■ **WHAT THIS TASK INVOLVES**: Reproduce the data in its entirety, exactly as supplied.

■ **SUPPLIED DATA**:
________________________
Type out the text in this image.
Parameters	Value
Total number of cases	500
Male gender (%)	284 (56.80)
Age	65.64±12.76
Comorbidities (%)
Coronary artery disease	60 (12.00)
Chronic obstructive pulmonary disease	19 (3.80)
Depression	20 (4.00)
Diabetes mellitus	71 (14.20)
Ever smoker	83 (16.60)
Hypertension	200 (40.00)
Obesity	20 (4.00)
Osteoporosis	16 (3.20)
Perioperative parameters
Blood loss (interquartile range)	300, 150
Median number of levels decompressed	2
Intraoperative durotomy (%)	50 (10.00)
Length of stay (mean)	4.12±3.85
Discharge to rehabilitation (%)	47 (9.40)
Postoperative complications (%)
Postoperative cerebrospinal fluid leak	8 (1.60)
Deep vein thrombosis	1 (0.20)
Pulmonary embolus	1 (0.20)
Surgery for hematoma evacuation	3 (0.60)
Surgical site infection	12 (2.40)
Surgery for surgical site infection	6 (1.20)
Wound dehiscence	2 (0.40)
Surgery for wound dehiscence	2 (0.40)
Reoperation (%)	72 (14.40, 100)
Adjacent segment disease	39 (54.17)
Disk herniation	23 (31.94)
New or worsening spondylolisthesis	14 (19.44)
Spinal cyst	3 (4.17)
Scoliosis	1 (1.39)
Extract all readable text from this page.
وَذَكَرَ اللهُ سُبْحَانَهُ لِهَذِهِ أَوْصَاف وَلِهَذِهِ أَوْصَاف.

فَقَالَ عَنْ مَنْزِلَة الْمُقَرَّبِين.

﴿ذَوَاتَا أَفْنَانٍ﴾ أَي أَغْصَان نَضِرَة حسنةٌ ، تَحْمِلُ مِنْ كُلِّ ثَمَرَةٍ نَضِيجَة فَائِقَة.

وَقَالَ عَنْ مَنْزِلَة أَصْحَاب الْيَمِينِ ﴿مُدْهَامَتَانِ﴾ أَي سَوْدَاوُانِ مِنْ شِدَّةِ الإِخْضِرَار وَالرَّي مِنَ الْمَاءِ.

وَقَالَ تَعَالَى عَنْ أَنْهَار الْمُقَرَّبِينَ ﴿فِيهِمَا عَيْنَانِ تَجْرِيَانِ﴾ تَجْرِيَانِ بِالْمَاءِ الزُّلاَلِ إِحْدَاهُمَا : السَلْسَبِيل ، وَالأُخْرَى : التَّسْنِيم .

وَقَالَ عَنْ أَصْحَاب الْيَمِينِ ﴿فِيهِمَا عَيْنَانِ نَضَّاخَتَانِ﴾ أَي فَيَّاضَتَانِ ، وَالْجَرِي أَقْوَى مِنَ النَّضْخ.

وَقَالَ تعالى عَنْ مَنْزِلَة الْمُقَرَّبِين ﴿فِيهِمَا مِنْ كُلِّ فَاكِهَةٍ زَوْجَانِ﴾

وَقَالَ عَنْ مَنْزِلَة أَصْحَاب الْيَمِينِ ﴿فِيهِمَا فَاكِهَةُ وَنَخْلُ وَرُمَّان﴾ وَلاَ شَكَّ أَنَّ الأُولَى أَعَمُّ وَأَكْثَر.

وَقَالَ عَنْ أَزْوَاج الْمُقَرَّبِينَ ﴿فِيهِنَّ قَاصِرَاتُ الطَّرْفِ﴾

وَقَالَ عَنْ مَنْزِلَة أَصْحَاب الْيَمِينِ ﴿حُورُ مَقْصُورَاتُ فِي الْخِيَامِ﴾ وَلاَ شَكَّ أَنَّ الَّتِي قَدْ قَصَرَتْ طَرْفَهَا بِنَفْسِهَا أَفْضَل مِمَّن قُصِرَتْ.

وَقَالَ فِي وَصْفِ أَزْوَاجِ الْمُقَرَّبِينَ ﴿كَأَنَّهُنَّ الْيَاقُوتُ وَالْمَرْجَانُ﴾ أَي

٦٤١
________________________
■ **EXERCISE SOLUTION**:
Type out the text in this image.
Parameters	Value
Total number of cases	500
Male gender (%)	284 (56.80)
Age	65.64±12.76
Comorbidities (%)
Coronary artery disease	60 (12.00)
Chronic obstructive pulmonary disease	19 (3.80)
Depression	20 (4.00)
Diabetes mellitus	71 (14.20)
Ever smoker	83 (16.60)
Hypertension	200 (40.00)
Obesity	20 (4.00)
Osteoporosis	16 (3.20)
Perioperative parameters
Blood loss (interquartile range)	300, 150
Median number of levels decompressed	2
Intraoperative durotomy (%)	50 (10.00)
Length of stay (mean)	4.12±3.85
Discharge to rehabilitation (%)	47 (9.40)
Postoperative complications (%)
Postoperative cerebrospinal fluid leak	8 (1.60)
Deep vein thrombosis	1 (0.20)
Pulmonary embolus	1 (0.20)
Surgery for hematoma evacuation	3 (0.60)
Surgical site infection	12 (2.40)
Surgery for surgical site infection	6 (1.20)
Wound dehiscence	2 (0.40)
Surgery for wound dehiscence	2 (0.40)
Reoperation (%)	72 (14.40, 100)
Adjacent segment disease	39 (54.17)
Disk herniation	23 (31.94)
New or worsening spondylolisthesis	14 (19.44)
Spinal cyst	3 (4.17)
Scoliosis	1 (1.39)
Extract all readable text from this page.
وَذَكَرَ اللهُ سُبْحَانَهُ لِهَذِهِ أَوْصَاف وَلِهَذِهِ أَوْصَاف.

فَقَالَ عَنْ مَنْزِلَة الْمُقَرَّبِين.

﴿ذَوَاتَا أَفْنَانٍ﴾ أَي أَغْصَان نَضِرَة حسنةٌ ، تَحْمِلُ مِنْ كُلِّ ثَمَرَةٍ نَضِيجَة فَائِقَة.

وَقَالَ عَنْ مَنْزِلَة أَصْحَاب الْيَمِينِ ﴿مُدْهَامَتَانِ﴾ أَي سَوْدَاوُانِ مِنْ شِدَّةِ الإِخْضِرَار وَالرَّي مِنَ الْمَاءِ.

وَقَالَ تَعَالَى عَنْ أَنْهَار الْمُقَرَّبِينَ ﴿فِيهِمَا عَيْنَانِ تَجْرِيَانِ﴾ تَجْرِيَانِ بِالْمَاءِ الزُّلاَلِ إِحْدَاهُمَا : السَلْسَبِيل ، وَالأُخْرَى : التَّسْنِيم .

وَقَالَ عَنْ أَصْحَاب الْيَمِينِ ﴿فِيهِمَا عَيْنَانِ نَضَّاخَتَانِ﴾ أَي فَيَّاضَتَانِ ، وَالْجَرِي أَقْوَى مِنَ النَّضْخ.

وَقَالَ تعالى عَنْ مَنْزِلَة الْمُقَرَّبِين ﴿فِيهِمَا مِنْ كُلِّ فَاكِهَةٍ زَوْجَانِ﴾

وَقَالَ عَنْ مَنْزِلَة أَصْحَاب الْيَمِينِ ﴿فِيهِمَا فَاكِهَةُ وَنَخْلُ وَرُمَّان﴾ وَلاَ شَكَّ أَنَّ الأُولَى أَعَمُّ وَأَكْثَر.

وَقَالَ عَنْ أَزْوَاج الْمُقَرَّبِينَ ﴿فِيهِنَّ قَاصِرَاتُ الطَّرْفِ﴾

وَقَالَ عَنْ مَنْزِلَة أَصْحَاب الْيَمِينِ ﴿حُورُ مَقْصُورَاتُ فِي الْخِيَامِ﴾ وَلاَ شَكَّ أَنَّ الَّتِي قَدْ قَصَرَتْ طَرْفَهَا بِنَفْسِهَا أَفْضَل مِمَّن قُصِرَتْ.

وَقَالَ فِي وَصْفِ أَزْوَاجِ الْمُقَرَّبِينَ ﴿كَأَنَّهُنَّ الْيَاقُوتُ وَالْمَرْجَانُ﴾ أَي

٦٤١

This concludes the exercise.